Aim
Locate "Give me the" in the listing. Transcribe the line that contains it and every line that follows, through the last, omitting all pictures.

Provided data
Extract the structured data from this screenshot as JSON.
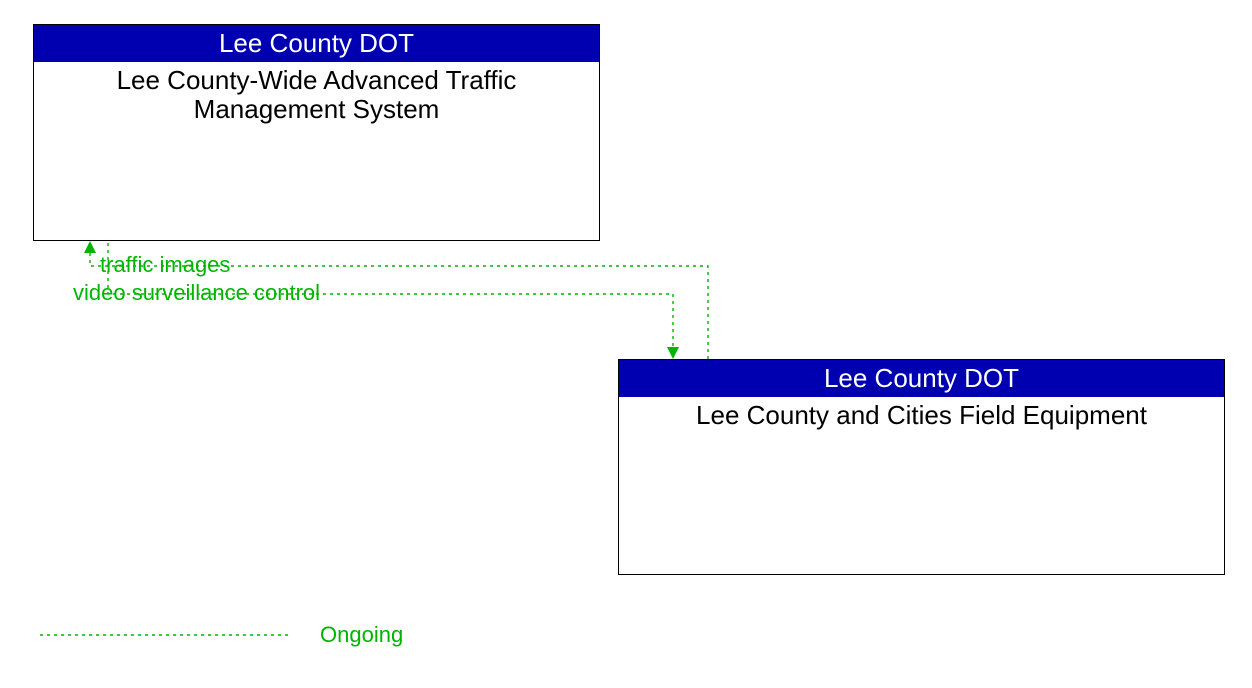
{
  "colors": {
    "header_bg": "#0000b0",
    "flow": "#00b400"
  },
  "nodes": {
    "atms": {
      "header": "Lee County DOT",
      "body": "Lee County-Wide Advanced Traffic Management System"
    },
    "field": {
      "header": "Lee County DOT",
      "body": "Lee County and Cities Field Equipment"
    }
  },
  "flows": {
    "to_atms": "traffic images",
    "to_field": "video surveillance control"
  },
  "legend": {
    "status": "Ongoing"
  }
}
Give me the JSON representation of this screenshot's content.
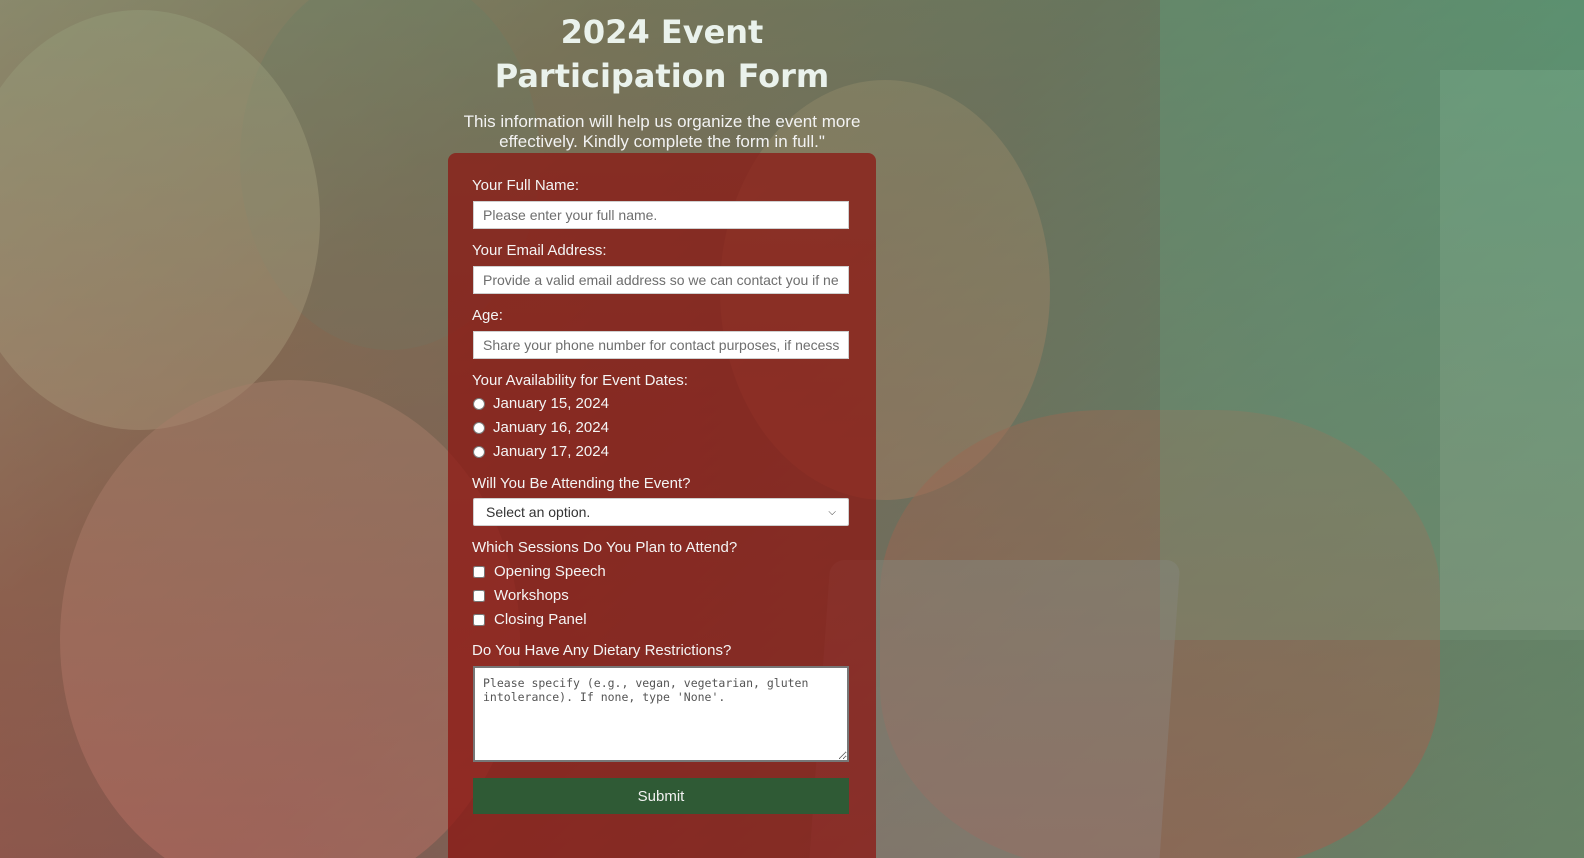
{
  "page": {
    "title": "2024 Event Participation Form",
    "intro": "This information will help us organize the event more effectively. Kindly complete the form in full.\""
  },
  "form": {
    "full_name": {
      "label": "Your Full Name:",
      "placeholder": "Please enter your full name."
    },
    "email": {
      "label": "Your Email Address:",
      "placeholder": "Provide a valid email address so we can contact you if needed."
    },
    "age": {
      "label": "Age:",
      "placeholder": "Share your phone number for contact purposes, if necessary."
    },
    "availability": {
      "label": "Your Availability for Event Dates:",
      "options": [
        "January 15, 2024",
        "January 16, 2024",
        "January 17, 2024"
      ]
    },
    "attending": {
      "label": "Will You Be Attending the Event?",
      "selected": "Select an option."
    },
    "sessions": {
      "label": "Which Sessions Do You Plan to Attend?",
      "options": [
        "Opening Speech",
        "Workshops",
        "Closing Panel"
      ]
    },
    "dietary": {
      "label": "Do You Have Any Dietary Restrictions?",
      "placeholder": "Please specify (e.g., vegan, vegetarian, gluten intolerance). If none, type 'None'."
    },
    "submit_label": "Submit"
  },
  "colors": {
    "form_background": "#8c140f",
    "submit_button": "#2f5a35",
    "background_green": "#5fae85"
  },
  "icons": {
    "select_chevron": "chevron-down-icon"
  }
}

Result
Give me the JSON representation of this screenshot's content.
{
  "page": {
    "title": "2024 Event Participation Form",
    "intro": "This information will help us organize the event more effectively. Kindly complete the form in full.\""
  },
  "form": {
    "full_name": {
      "label": "Your Full Name:",
      "placeholder": "Please enter your full name."
    },
    "email": {
      "label": "Your Email Address:",
      "placeholder": "Provide a valid email address so we can contact you if needed."
    },
    "age": {
      "label": "Age:",
      "placeholder": "Share your phone number for contact purposes, if necessary."
    },
    "availability": {
      "label": "Your Availability for Event Dates:",
      "options": [
        "January 15, 2024",
        "January 16, 2024",
        "January 17, 2024"
      ]
    },
    "attending": {
      "label": "Will You Be Attending the Event?",
      "selected": "Select an option."
    },
    "sessions": {
      "label": "Which Sessions Do You Plan to Attend?",
      "options": [
        "Opening Speech",
        "Workshops",
        "Closing Panel"
      ]
    },
    "dietary": {
      "label": "Do You Have Any Dietary Restrictions?",
      "placeholder": "Please specify (e.g., vegan, vegetarian, gluten intolerance). If none, type 'None'."
    },
    "submit_label": "Submit"
  },
  "colors": {
    "form_background": "#8c140f",
    "submit_button": "#2f5a35",
    "background_green": "#5fae85"
  },
  "icons": {
    "select_chevron": "chevron-down-icon"
  }
}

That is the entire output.